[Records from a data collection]
____________________

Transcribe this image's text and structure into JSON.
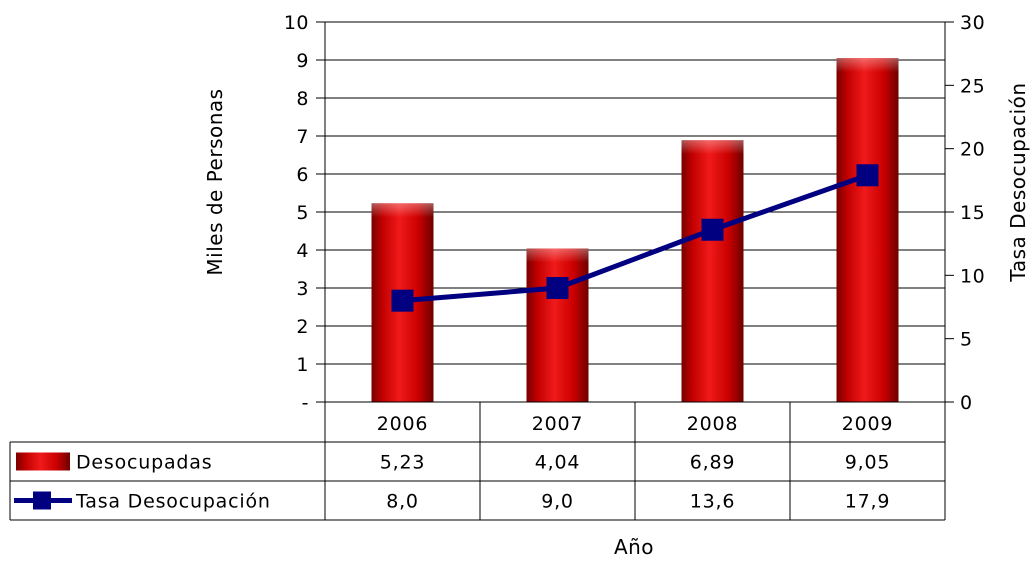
{
  "chart_data": {
    "type": "bar",
    "categories": [
      "2006",
      "2007",
      "2008",
      "2009"
    ],
    "series": [
      {
        "name": "Desocupadas",
        "type": "bar",
        "axis": "left",
        "color": "#cc0000",
        "values": [
          5.23,
          4.04,
          6.89,
          9.05
        ],
        "labels": [
          "5,23",
          "4,04",
          "6,89",
          "9,05"
        ]
      },
      {
        "name": "Tasa Desocupación",
        "type": "line",
        "axis": "right",
        "color": "#000080",
        "values": [
          8.0,
          9.0,
          13.6,
          17.9
        ],
        "labels": [
          "8,0",
          "9,0",
          "13,6",
          "17,9"
        ]
      }
    ],
    "xlabel": "Año",
    "ylabel": "Miles de Personas",
    "y2label": "Tasa Desocupación",
    "ylim": [
      0,
      10
    ],
    "y2lim": [
      0,
      30
    ],
    "yticks": [
      "-",
      "1",
      "2",
      "3",
      "4",
      "5",
      "6",
      "7",
      "8",
      "9",
      "10"
    ],
    "y2ticks": [
      "0",
      "5",
      "10",
      "15",
      "20",
      "25",
      "30"
    ],
    "grid": true,
    "legend": "data-table"
  }
}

____________________

STATED PROBLEM:
Of all the lines in the data above, state how many include "name". Say only the number.

OUTPUT OF THE EXERCISE:
2